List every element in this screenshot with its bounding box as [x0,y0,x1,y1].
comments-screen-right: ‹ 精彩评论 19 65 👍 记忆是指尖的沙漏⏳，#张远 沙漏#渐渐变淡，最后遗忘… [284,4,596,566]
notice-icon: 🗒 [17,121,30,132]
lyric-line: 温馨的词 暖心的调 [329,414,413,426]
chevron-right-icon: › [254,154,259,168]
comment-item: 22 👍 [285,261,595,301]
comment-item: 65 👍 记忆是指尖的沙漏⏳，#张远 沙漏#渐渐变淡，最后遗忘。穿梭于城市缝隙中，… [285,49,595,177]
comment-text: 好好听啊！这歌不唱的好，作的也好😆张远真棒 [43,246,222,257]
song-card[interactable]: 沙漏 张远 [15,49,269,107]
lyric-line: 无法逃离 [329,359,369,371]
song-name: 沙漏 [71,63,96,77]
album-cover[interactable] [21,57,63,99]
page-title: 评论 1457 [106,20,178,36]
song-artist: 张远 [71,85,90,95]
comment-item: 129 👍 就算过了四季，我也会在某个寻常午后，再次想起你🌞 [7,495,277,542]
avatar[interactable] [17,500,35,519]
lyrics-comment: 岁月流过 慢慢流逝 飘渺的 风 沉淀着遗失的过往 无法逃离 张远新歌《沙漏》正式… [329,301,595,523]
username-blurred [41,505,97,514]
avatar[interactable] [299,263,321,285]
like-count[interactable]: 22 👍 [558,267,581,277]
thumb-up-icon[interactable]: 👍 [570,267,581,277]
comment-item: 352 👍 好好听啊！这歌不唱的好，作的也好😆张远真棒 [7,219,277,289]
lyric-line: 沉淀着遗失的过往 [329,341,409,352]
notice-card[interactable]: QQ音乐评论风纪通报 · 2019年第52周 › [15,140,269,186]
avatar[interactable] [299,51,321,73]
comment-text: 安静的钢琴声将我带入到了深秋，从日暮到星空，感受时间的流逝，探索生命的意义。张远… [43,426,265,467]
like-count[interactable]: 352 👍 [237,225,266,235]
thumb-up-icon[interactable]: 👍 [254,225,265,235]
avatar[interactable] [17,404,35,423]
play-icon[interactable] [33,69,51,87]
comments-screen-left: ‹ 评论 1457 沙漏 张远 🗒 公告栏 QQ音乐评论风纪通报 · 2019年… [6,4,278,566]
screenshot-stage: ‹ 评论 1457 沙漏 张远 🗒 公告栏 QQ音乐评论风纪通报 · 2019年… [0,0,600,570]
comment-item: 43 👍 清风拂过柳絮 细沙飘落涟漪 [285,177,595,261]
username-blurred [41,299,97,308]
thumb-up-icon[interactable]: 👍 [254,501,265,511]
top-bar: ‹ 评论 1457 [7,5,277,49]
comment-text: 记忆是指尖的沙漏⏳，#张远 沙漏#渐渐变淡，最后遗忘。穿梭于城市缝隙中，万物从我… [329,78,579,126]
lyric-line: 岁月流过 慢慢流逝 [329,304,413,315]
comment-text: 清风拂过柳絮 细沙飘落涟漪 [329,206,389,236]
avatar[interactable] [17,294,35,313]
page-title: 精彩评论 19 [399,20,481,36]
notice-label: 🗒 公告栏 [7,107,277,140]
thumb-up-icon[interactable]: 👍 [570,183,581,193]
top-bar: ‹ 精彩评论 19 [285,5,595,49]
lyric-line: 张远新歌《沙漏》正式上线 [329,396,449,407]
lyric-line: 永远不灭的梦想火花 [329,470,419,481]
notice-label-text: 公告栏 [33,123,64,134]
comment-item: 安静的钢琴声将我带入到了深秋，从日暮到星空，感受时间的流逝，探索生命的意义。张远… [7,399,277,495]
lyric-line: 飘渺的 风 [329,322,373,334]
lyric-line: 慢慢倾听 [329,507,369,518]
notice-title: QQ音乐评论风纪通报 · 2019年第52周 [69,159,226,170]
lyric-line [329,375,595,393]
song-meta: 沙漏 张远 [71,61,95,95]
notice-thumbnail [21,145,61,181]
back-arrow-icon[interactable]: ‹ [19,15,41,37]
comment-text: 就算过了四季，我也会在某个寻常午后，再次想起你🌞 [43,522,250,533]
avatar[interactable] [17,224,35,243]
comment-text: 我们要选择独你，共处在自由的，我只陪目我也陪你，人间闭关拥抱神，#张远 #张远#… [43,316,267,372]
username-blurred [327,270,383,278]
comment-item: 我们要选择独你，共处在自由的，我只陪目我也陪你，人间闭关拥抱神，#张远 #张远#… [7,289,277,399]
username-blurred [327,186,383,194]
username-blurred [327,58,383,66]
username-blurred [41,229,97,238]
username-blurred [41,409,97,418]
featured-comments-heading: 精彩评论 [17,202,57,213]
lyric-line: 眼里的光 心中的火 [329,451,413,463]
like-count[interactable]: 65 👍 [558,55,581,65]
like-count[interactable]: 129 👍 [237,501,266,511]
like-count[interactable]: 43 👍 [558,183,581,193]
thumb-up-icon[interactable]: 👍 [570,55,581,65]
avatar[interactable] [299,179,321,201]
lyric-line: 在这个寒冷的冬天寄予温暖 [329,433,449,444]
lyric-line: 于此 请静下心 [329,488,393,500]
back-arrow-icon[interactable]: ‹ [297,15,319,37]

++++++++++++++++++++

→ Aim: Rewrite all of the rows above as a Markdown table with the columns No. and Entry, giving each row's number and its text and leaving out any blank lines.

→ Response:
| No. | Entry |
|---|---|
| 1 | List every element in this screenshot with its bounding box as [x0,y0,x1,y1]. |
| 2 | comments-screen-right: ‹ 精彩评论 19 65 👍 记忆是指尖的沙漏⏳，#张远 沙漏#渐渐变淡，最后遗忘… [284,4,596,566] |
| 3 | notice-icon: 🗒 [17,121,30,132] |
| 4 | lyric-line: 温馨的词 暖心的调 [329,414,413,426] |
| 5 | chevron-right-icon: › [254,154,259,168] |
| 6 | comment-item: 22 👍 [285,261,595,301] |
| 7 | comment-item: 65 👍 记忆是指尖的沙漏⏳，#张远 沙漏#渐渐变淡，最后遗忘。穿梭于城市缝隙中，… [285,49,595,177] |
| 8 | comment-text: 好好听啊！这歌不唱的好，作的也好😆张远真棒 [43,246,222,257] |
| 9 | song-card[interactable]: 沙漏 张远 [15,49,269,107] |
| 10 | lyric-line: 无法逃离 [329,359,369,371] |
| 11 | song-name: 沙漏 [71,63,96,77] |
| 12 | album-cover[interactable] [21,57,63,99] |
| 13 | page-title: 评论 1457 [106,20,178,36] |
| 14 | song-artist: 张远 [71,85,90,95] |
| 15 | comment-item: 129 👍 就算过了四季，我也会在某个寻常午后，再次想起你🌞 [7,495,277,542] |
| 16 | avatar[interactable] [17,500,35,519] |
| 17 | lyrics-comment: 岁月流过 慢慢流逝 飘渺的 风 沉淀着遗失的过往 无法逃离 张远新歌《沙漏》正式… [329,301,595,523] |
| 18 | username-blurred [41,505,97,514] |
| 19 | avatar[interactable] [299,263,321,285] |
| 20 | like-count[interactable]: 22 👍 [558,267,581,277] |
| 21 | thumb-up-icon[interactable]: 👍 [570,267,581,277] |
| 22 | comment-item: 352 👍 好好听啊！这歌不唱的好，作的也好😆张远真棒 [7,219,277,289] |
| 23 | lyric-line: 沉淀着遗失的过往 [329,341,409,352] |
| 24 | notice-card[interactable]: QQ音乐评论风纪通报 · 2019年第52周 › [15,140,269,186] |
| 25 | avatar[interactable] [299,51,321,73] |
| 26 | comment-text: 安静的钢琴声将我带入到了深秋，从日暮到星空，感受时间的流逝，探索生命的意义。张远… [43,426,265,467] |
| 27 | like-count[interactable]: 352 👍 [237,225,266,235] |
| 28 | thumb-up-icon[interactable]: 👍 [254,225,265,235] |
| 29 | avatar[interactable] [17,404,35,423] |
| 30 | play-icon[interactable] [33,69,51,87] |
| 31 | comments-screen-left: ‹ 评论 1457 沙漏 张远 🗒 公告栏 QQ音乐评论风纪通报 · 2019年… [6,4,278,566] |
| 32 | screenshot-stage: ‹ 评论 1457 沙漏 张远 🗒 公告栏 QQ音乐评论风纪通报 · 2019年… [0,0,600,570] |
| 33 | comment-item: 43 👍 清风拂过柳絮 细沙飘落涟漪 [285,177,595,261] |
| 34 | username-blurred [41,299,97,308] |
| 35 | thumb-up-icon[interactable]: 👍 [254,501,265,511] |
| 36 | top-bar: ‹ 评论 1457 [7,5,277,49] |
| 37 | comment-text: 记忆是指尖的沙漏⏳，#张远 沙漏#渐渐变淡，最后遗忘。穿梭于城市缝隙中，万物从我… [329,78,579,126] |
| 38 | lyric-line: 岁月流过 慢慢流逝 [329,304,413,315] |
| 39 | comment-text: 清风拂过柳絮 细沙飘落涟漪 [329,206,389,236] |
| 40 | avatar[interactable] [17,294,35,313] |
| 41 | page-title: 精彩评论 19 [399,20,481,36] |
| 42 | notice-label: 🗒 公告栏 [7,107,277,140] |
| 43 | thumb-up-icon[interactable]: 👍 [570,183,581,193] |
| 44 | top-bar: ‹ 精彩评论 19 [285,5,595,49] |
| 45 | lyric-line: 张远新歌《沙漏》正式上线 [329,396,449,407] |
| 46 | lyric-line: 永远不灭的梦想火花 [329,470,419,481] |
| 47 | notice-label-text: 公告栏 [33,123,64,134] |
| 48 | comment-item: 安静的钢琴声将我带入到了深秋，从日暮到星空，感受时间的流逝，探索生命的意义。张远… [7,399,277,495] |
| 49 | lyric-line: 飘渺的 风 [329,322,373,334] |
| 50 | lyric-line: 慢慢倾听 [329,507,369,518] |
| 51 | notice-title: QQ音乐评论风纪通报 · 2019年第52周 [69,159,226,170] |
| 52 | lyric-line [329,375,595,393] |
| 53 | song-meta: 沙漏 张远 [71,61,95,95] |
| 54 | notice-thumbnail [21,145,61,181] |
| 55 | back-arrow-icon[interactable]: ‹ [19,15,41,37] |
| 56 | comment-text: 就算过了四季，我也会在某个寻常午后，再次想起你🌞 [43,522,250,533] |
| 57 | avatar[interactable] [17,224,35,243] |
| 58 | comment-text: 我们要选择独你，共处在自由的，我只陪目我也陪你，人间闭关拥抱神，#张远 #张远#… [43,316,267,372] |
| 59 | username-blurred [327,270,383,278] |
| 60 | comment-item: 我们要选择独你，共处在自由的，我只陪目我也陪你，人间闭关拥抱神，#张远 #张远#… [7,289,277,399] |
| 61 | username-blurred [327,186,383,194] |
| 62 | username-blurred [327,58,383,66] |
| 63 | username-blurred [41,229,97,238] |
| 64 | username-blurred [41,409,97,418] |
| 65 | featured-comments-heading: 精彩评论 [17,202,57,213] |
| 66 | lyric-line: 眼里的光 心中的火 [329,451,413,463] |
| 67 | like-count[interactable]: 65 👍 [558,55,581,65] |
| 68 | like-count[interactable]: 129 👍 [237,501,266,511] |
| 69 | like-count[interactable]: 43 👍 [558,183,581,193] |
| 70 | thumb-up-icon[interactable]: 👍 [570,55,581,65] |
| 71 | avatar[interactable] [299,179,321,201] |
| 72 | lyric-line: 在这个寒冷的冬天寄予温暖 [329,433,449,444] |
| 73 | lyric-line: 于此 请静下心 [329,488,393,500] |
| 74 | back-arrow-icon[interactable]: ‹ [297,15,319,37] |